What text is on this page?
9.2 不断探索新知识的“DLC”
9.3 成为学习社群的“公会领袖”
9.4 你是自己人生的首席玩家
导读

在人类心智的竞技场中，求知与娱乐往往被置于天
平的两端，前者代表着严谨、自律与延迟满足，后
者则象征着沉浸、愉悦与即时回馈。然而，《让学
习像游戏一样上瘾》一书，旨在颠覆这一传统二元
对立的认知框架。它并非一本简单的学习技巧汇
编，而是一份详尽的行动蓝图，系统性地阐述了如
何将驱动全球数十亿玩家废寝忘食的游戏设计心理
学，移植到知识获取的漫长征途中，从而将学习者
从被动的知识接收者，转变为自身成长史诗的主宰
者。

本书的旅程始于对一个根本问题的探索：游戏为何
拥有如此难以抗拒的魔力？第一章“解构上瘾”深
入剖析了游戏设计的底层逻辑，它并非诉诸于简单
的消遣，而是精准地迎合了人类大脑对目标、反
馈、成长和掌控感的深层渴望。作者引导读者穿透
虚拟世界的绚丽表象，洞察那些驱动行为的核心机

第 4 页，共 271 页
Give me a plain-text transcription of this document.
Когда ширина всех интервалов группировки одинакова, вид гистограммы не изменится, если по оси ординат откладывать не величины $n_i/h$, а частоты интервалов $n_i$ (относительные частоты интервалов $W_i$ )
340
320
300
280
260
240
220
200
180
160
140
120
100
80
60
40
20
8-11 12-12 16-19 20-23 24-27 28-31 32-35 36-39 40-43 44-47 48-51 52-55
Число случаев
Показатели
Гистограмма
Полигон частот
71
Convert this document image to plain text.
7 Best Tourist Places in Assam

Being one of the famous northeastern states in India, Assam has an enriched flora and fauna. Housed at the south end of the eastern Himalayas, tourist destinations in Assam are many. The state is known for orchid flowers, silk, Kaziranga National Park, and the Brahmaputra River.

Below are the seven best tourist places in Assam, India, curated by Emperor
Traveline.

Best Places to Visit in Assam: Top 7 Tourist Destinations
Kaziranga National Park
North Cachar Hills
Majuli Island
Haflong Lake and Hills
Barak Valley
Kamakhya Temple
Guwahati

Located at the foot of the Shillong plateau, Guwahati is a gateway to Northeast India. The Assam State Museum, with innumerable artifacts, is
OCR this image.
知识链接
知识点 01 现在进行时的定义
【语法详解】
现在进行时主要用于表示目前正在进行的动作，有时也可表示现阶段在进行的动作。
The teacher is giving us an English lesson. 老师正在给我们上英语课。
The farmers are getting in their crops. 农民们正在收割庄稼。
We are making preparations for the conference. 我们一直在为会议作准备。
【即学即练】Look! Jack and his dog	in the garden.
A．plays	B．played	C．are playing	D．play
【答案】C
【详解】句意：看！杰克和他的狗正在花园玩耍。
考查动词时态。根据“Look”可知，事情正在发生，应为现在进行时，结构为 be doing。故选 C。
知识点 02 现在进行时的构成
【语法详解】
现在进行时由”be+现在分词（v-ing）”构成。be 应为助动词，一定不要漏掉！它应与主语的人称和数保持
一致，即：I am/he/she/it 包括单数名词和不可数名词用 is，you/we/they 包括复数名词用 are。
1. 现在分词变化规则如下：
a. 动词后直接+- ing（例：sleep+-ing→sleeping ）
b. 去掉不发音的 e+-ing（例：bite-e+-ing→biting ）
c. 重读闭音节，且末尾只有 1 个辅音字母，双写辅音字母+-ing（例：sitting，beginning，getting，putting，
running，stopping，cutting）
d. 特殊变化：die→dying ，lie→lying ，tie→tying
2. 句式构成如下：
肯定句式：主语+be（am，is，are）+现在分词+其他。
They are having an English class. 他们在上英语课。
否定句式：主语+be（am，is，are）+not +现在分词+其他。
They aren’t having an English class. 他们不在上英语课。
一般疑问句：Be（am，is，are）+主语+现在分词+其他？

§ **What to produce**: Write the complete data out, exactly as above.

§ **Result for this task**:
What text is on this page?
9.2 不断探索新知识的“DLC”
9.3 成为学习社群的“公会领袖”
9.4 你是自己人生的首席玩家
导读

在人类心智的竞技场中，求知与娱乐往往被置于天
平的两端，前者代表着严谨、自律与延迟满足，后
者则象征着沉浸、愉悦与即时回馈。然而，《让学
习像游戏一样上瘾》一书，旨在颠覆这一传统二元
对立的认知框架。它并非一本简单的学习技巧汇
编，而是一份详尽的行动蓝图，系统性地阐述了如
何将驱动全球数十亿玩家废寝忘食的游戏设计心理
学，移植到知识获取的漫长征途中，从而将学习者
从被动的知识接收者，转变为自身成长史诗的主宰
者。

本书的旅程始于对一个根本问题的探索：游戏为何
拥有如此难以抗拒的魔力？第一章“解构上瘾”深
入剖析了游戏设计的底层逻辑，它并非诉诸于简单
的消遣，而是精准地迎合了人类大脑对目标、反
馈、成长和掌控感的深层渴望。作者引导读者穿透
虚拟世界的绚丽表象，洞察那些驱动行为的核心机

第 4 页，共 271 页
Give me a plain-text transcription of this document.
Когда ширина всех интервалов группировки одинакова, вид гистограммы не изменится, если по оси ординат откладывать не величины $n_i/h$, а частоты интервалов $n_i$ (относительные частоты интервалов $W_i$ )
340
320
300
280
260
240
220
200
180
160
140
120
100
80
60
40
20
8-11 12-12 16-19 20-23 24-27 28-31 32-35 36-39 40-43 44-47 48-51 52-55
Число случаев
Показатели
Гистограмма
Полигон частот
71
Convert this document image to plain text.
7 Best Tourist Places in Assam

Being one of the famous northeastern states in India, Assam has an enriched flora and fauna. Housed at the south end of the eastern Himalayas, tourist destinations in Assam are many. The state is known for orchid flowers, silk, Kaziranga National Park, and the Brahmaputra River.

Below are the seven best tourist places in Assam, India, curated by Emperor
Traveline.

Best Places to Visit in Assam: Top 7 Tourist Destinations
Kaziranga National Park
North Cachar Hills
Majuli Island
Haflong Lake and Hills
Barak Valley
Kamakhya Temple
Guwahati

Located at the foot of the Shillong plateau, Guwahati is a gateway to Northeast India. The Assam State Museum, with innumerable artifacts, is
OCR this image.
知识链接
知识点 01 现在进行时的定义
【语法详解】
现在进行时主要用于表示目前正在进行的动作，有时也可表示现阶段在进行的动作。
The teacher is giving us an English lesson. 老师正在给我们上英语课。
The farmers are getting in their crops. 农民们正在收割庄稼。
We are making preparations for the conference. 我们一直在为会议作准备。
【即学即练】Look! Jack and his dog	in the garden.
A．plays	B．played	C．are playing	D．play
【答案】C
【详解】句意：看！杰克和他的狗正在花园玩耍。
考查动词时态。根据“Look”可知，事情正在发生，应为现在进行时，结构为 be doing。故选 C。
知识点 02 现在进行时的构成
【语法详解】
现在进行时由”be+现在分词（v-ing）”构成。be 应为助动词，一定不要漏掉！它应与主语的人称和数保持
一致，即：I am/he/she/it 包括单数名词和不可数名词用 is，you/we/they 包括复数名词用 are。
1. 现在分词变化规则如下：
a. 动词后直接+- ing（例：sleep+-ing→sleeping ）
b. 去掉不发音的 e+-ing（例：bite-e+-ing→biting ）
c. 重读闭音节，且末尾只有 1 个辅音字母，双写辅音字母+-ing（例：sitting，beginning，getting，putting，
running，stopping，cutting）
d. 特殊变化：die→dying ，lie→lying ，tie→tying
2. 句式构成如下：
肯定句式：主语+be（am，is，are）+现在分词+其他。
They are having an English class. 他们在上英语课。
否定句式：主语+be（am，is，are）+not +现在分词+其他。
They aren’t having an English class. 他们不在上英语课。
一般疑问句：Be（am，is，are）+主语+现在分词+其他？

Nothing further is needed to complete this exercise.